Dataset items
------

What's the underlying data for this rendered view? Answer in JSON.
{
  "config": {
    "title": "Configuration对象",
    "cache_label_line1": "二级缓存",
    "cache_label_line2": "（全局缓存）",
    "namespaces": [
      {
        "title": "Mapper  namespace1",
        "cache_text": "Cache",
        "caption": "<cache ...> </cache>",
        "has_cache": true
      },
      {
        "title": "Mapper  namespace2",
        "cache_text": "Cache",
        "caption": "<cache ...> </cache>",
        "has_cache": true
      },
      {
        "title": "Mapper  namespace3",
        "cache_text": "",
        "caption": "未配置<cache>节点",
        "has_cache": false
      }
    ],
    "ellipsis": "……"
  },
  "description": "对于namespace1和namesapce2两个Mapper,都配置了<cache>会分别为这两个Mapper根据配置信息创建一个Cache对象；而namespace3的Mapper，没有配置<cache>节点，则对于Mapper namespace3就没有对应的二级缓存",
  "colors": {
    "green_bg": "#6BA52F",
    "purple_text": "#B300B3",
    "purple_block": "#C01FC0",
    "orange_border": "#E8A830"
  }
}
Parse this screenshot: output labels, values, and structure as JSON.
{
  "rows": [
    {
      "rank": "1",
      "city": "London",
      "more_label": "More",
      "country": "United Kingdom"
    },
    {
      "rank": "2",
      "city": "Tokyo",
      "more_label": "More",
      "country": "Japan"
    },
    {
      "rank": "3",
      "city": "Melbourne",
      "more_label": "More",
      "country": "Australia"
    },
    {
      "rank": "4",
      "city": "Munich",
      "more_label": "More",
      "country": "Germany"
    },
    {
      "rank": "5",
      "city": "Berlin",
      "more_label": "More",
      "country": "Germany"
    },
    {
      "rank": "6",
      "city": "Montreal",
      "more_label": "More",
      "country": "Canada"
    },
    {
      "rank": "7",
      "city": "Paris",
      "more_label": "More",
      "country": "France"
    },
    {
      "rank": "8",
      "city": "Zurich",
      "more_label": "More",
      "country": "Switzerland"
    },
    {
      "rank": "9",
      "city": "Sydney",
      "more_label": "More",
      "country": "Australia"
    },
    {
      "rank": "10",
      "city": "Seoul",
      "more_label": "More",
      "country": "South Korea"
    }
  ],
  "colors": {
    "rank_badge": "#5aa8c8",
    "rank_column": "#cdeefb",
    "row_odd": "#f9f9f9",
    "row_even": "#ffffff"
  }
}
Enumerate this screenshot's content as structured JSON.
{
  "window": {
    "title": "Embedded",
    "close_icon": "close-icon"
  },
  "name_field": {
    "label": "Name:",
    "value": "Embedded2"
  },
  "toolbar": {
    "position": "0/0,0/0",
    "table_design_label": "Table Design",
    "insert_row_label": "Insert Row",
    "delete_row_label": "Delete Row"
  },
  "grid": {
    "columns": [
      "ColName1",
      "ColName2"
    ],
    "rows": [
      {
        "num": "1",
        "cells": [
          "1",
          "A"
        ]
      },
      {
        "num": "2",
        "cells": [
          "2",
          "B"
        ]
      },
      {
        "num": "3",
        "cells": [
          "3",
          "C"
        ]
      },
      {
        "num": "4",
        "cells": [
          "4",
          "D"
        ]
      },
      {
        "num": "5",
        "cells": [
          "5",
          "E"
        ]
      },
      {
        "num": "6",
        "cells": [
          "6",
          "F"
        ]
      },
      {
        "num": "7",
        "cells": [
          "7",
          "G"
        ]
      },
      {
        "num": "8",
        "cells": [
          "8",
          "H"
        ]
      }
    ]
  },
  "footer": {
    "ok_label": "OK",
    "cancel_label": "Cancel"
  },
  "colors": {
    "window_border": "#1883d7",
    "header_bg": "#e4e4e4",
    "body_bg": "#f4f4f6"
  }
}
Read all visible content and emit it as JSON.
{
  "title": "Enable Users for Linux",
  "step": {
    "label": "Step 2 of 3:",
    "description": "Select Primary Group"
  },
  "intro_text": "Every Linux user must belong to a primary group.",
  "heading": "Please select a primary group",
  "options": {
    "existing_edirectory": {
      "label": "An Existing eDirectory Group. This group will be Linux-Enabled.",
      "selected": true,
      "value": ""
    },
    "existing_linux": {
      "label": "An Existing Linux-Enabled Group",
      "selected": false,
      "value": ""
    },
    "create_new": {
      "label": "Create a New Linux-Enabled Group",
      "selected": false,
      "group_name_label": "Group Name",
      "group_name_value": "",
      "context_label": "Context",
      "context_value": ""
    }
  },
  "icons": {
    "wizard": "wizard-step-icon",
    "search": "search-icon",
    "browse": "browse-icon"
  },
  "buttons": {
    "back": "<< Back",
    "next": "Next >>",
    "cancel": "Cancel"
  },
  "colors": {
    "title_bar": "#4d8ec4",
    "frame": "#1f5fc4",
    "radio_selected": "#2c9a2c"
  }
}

------

▶ [STATED EXERCISE]:
Extract all of the data above without altering anything.

▶ [EXPECTED ANSWER]:
What's the underlying data for this rendered view? Answer in JSON.
{
  "config": {
    "title": "Configuration对象",
    "cache_label_line1": "二级缓存",
    "cache_label_line2": "（全局缓存）",
    "namespaces": [
      {
        "title": "Mapper  namespace1",
        "cache_text": "Cache",
        "caption": "<cache ...> </cache>",
        "has_cache": true
      },
      {
        "title": "Mapper  namespace2",
        "cache_text": "Cache",
        "caption": "<cache ...> </cache>",
        "has_cache": true
      },
      {
        "title": "Mapper  namespace3",
        "cache_text": "",
        "caption": "未配置<cache>节点",
        "has_cache": false
      }
    ],
    "ellipsis": "……"
  },
  "description": "对于namespace1和namesapce2两个Mapper,都配置了<cache>会分别为这两个Mapper根据配置信息创建一个Cache对象；而namespace3的Mapper，没有配置<cache>节点，则对于Mapper namespace3就没有对应的二级缓存",
  "colors": {
    "green_bg": "#6BA52F",
    "purple_text": "#B300B3",
    "purple_block": "#C01FC0",
    "orange_border": "#E8A830"
  }
}
Parse this screenshot: output labels, values, and structure as JSON.
{
  "rows": [
    {
      "rank": "1",
      "city": "London",
      "more_label": "More",
      "country": "United Kingdom"
    },
    {
      "rank": "2",
      "city": "Tokyo",
      "more_label": "More",
      "country": "Japan"
    },
    {
      "rank": "3",
      "city": "Melbourne",
      "more_label": "More",
      "country": "Australia"
    },
    {
      "rank": "4",
      "city": "Munich",
      "more_label": "More",
      "country": "Germany"
    },
    {
      "rank": "5",
      "city": "Berlin",
      "more_label": "More",
      "country": "Germany"
    },
    {
      "rank": "6",
      "city": "Montreal",
      "more_label": "More",
      "country": "Canada"
    },
    {
      "rank": "7",
      "city": "Paris",
      "more_label": "More",
      "country": "France"
    },
    {
      "rank": "8",
      "city": "Zurich",
      "more_label": "More",
      "country": "Switzerland"
    },
    {
      "rank": "9",
      "city": "Sydney",
      "more_label": "More",
      "country": "Australia"
    },
    {
      "rank": "10",
      "city": "Seoul",
      "more_label": "More",
      "country": "South Korea"
    }
  ],
  "colors": {
    "rank_badge": "#5aa8c8",
    "rank_column": "#cdeefb",
    "row_odd": "#f9f9f9",
    "row_even": "#ffffff"
  }
}
Enumerate this screenshot's content as structured JSON.
{
  "window": {
    "title": "Embedded",
    "close_icon": "close-icon"
  },
  "name_field": {
    "label": "Name:",
    "value": "Embedded2"
  },
  "toolbar": {
    "position": "0/0,0/0",
    "table_design_label": "Table Design",
    "insert_row_label": "Insert Row",
    "delete_row_label": "Delete Row"
  },
  "grid": {
    "columns": [
      "ColName1",
      "ColName2"
    ],
    "rows": [
      {
        "num": "1",
        "cells": [
          "1",
          "A"
        ]
      },
      {
        "num": "2",
        "cells": [
          "2",
          "B"
        ]
      },
      {
        "num": "3",
        "cells": [
          "3",
          "C"
        ]
      },
      {
        "num": "4",
        "cells": [
          "4",
          "D"
        ]
      },
      {
        "num": "5",
        "cells": [
          "5",
          "E"
        ]
      },
      {
        "num": "6",
        "cells": [
          "6",
          "F"
        ]
      },
      {
        "num": "7",
        "cells": [
          "7",
          "G"
        ]
      },
      {
        "num": "8",
        "cells": [
          "8",
          "H"
        ]
      }
    ]
  },
  "footer": {
    "ok_label": "OK",
    "cancel_label": "Cancel"
  },
  "colors": {
    "window_border": "#1883d7",
    "header_bg": "#e4e4e4",
    "body_bg": "#f4f4f6"
  }
}
Read all visible content and emit it as JSON.
{
  "title": "Enable Users for Linux",
  "step": {
    "label": "Step 2 of 3:",
    "description": "Select Primary Group"
  },
  "intro_text": "Every Linux user must belong to a primary group.",
  "heading": "Please select a primary group",
  "options": {
    "existing_edirectory": {
      "label": "An Existing eDirectory Group. This group will be Linux-Enabled.",
      "selected": true,
      "value": ""
    },
    "existing_linux": {
      "label": "An Existing Linux-Enabled Group",
      "selected": false,
      "value": ""
    },
    "create_new": {
      "label": "Create a New Linux-Enabled Group",
      "selected": false,
      "group_name_label": "Group Name",
      "group_name_value": "",
      "context_label": "Context",
      "context_value": ""
    }
  },
  "icons": {
    "wizard": "wizard-step-icon",
    "search": "search-icon",
    "browse": "browse-icon"
  },
  "buttons": {
    "back": "<< Back",
    "next": "Next >>",
    "cancel": "Cancel"
  },
  "colors": {
    "title_bar": "#4d8ec4",
    "frame": "#1f5fc4",
    "radio_selected": "#2c9a2c"
  }
}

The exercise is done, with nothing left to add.